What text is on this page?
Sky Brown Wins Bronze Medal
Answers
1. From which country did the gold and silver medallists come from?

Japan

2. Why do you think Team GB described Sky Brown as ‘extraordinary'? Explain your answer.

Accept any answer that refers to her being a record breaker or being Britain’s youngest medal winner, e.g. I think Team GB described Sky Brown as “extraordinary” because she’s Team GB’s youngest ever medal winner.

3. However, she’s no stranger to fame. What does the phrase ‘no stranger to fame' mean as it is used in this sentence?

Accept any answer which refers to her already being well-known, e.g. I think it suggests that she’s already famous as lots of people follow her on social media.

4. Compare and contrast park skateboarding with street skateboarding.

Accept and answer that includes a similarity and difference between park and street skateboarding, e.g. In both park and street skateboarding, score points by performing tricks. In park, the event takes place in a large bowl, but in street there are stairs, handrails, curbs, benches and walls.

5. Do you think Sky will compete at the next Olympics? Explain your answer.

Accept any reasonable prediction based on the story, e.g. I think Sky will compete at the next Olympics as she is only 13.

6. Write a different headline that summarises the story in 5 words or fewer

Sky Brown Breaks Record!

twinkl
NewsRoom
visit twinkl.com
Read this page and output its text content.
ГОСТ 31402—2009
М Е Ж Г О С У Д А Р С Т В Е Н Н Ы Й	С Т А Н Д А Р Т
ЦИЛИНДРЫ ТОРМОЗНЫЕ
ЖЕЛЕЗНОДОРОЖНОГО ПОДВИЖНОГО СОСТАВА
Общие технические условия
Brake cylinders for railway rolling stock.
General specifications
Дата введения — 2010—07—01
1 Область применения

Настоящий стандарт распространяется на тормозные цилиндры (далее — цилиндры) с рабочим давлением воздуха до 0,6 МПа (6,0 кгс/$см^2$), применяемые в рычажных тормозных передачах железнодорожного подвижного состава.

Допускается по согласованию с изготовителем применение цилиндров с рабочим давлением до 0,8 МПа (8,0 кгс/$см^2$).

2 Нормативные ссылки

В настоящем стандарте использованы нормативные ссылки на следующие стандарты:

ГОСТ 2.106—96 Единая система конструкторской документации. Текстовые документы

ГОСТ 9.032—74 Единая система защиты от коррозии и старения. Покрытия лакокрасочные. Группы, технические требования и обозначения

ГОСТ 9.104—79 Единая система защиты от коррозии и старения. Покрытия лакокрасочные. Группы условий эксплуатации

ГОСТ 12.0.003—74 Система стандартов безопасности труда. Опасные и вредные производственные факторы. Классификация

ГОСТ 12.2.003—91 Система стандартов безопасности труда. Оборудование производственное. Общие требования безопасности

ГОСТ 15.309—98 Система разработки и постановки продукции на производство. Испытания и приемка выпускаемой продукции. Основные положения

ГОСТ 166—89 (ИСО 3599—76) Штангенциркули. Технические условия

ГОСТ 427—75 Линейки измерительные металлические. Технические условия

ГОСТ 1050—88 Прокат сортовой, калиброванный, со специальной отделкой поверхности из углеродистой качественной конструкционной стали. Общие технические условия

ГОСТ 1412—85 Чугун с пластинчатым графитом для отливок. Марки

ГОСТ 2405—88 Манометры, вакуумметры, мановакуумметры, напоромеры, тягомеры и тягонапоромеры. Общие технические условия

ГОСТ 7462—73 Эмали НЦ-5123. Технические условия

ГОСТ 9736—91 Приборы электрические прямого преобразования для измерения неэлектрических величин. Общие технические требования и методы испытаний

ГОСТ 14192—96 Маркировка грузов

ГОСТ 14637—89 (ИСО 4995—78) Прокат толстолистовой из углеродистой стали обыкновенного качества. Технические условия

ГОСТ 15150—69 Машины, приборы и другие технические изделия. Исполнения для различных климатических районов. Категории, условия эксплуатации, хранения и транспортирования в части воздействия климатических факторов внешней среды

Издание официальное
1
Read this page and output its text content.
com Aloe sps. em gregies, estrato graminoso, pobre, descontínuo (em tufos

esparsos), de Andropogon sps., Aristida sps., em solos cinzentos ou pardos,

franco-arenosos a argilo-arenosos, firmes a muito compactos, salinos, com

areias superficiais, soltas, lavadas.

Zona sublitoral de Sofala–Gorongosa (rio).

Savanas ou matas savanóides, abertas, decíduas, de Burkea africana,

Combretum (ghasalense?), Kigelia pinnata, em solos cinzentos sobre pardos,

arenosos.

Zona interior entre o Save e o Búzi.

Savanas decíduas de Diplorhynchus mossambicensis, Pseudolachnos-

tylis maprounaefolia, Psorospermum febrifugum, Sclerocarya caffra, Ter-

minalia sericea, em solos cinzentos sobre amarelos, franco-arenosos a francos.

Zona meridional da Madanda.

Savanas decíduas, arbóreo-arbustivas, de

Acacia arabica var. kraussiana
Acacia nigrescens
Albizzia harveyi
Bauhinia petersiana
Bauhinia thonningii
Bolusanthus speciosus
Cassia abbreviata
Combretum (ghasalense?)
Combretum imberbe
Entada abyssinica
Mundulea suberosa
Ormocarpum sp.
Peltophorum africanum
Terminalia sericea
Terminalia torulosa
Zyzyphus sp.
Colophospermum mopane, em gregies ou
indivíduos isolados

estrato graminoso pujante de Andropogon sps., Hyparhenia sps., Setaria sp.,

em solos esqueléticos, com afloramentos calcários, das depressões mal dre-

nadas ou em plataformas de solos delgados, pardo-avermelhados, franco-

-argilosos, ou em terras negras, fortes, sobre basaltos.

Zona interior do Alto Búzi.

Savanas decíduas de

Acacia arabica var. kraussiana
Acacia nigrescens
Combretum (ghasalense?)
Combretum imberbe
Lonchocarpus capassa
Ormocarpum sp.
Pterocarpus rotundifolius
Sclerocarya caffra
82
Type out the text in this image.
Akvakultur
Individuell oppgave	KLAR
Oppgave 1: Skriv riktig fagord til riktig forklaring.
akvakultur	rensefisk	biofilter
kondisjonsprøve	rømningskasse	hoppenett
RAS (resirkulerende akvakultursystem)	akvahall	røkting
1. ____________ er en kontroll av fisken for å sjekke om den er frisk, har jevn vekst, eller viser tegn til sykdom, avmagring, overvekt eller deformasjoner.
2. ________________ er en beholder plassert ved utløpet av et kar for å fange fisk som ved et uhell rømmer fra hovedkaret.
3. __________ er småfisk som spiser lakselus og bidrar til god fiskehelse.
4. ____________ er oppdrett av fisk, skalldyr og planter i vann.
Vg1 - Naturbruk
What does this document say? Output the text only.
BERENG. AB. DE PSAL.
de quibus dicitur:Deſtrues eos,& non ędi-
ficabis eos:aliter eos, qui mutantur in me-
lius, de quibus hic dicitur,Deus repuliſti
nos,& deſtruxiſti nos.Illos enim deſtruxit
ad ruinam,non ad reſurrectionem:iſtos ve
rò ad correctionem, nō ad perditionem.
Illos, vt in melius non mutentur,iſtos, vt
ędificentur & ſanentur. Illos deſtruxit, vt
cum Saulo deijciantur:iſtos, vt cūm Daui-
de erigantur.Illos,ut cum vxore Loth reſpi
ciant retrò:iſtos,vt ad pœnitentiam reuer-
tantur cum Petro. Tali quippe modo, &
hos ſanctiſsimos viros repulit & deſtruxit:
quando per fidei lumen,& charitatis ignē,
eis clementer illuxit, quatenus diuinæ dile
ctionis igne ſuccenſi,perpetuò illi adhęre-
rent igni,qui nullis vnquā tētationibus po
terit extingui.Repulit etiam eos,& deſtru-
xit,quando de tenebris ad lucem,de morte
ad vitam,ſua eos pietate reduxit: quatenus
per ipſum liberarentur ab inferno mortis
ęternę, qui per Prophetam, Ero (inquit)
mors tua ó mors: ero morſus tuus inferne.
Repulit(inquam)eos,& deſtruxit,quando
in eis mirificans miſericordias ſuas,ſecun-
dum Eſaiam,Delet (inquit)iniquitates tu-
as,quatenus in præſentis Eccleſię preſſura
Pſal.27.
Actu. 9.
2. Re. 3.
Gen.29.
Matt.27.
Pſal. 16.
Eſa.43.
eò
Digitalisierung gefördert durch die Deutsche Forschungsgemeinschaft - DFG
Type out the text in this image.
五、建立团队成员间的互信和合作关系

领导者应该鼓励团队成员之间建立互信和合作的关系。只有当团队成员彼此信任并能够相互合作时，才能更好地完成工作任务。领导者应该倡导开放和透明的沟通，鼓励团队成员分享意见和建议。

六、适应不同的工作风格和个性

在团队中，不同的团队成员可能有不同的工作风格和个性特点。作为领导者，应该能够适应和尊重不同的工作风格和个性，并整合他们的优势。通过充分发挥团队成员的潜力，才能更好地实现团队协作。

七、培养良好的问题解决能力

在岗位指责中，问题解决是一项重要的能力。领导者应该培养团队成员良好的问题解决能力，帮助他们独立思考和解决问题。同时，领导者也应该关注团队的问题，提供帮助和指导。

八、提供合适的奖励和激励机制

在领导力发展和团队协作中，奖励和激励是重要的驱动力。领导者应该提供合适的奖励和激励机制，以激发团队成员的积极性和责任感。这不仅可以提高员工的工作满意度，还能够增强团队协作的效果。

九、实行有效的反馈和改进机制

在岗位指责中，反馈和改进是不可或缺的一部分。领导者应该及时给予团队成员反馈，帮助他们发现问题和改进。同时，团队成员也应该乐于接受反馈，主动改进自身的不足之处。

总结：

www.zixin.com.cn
★ ★ ★ ★ ★
● **TASK DIRECTIONS**
Identify the lines in the entries above that contain "iſtos", then copy them out.

● **SOLUTION TO THIS PROBLEM**
ad ruinam,non ad reſurrectionem:iſtos ve
Illos, vt in melius non mutentur,iſtos, vt
cum Saulo deijciantur:iſtos, vt cūm Daui-
ciant retrò:iſtos,vt ad pœnitentiam reuer-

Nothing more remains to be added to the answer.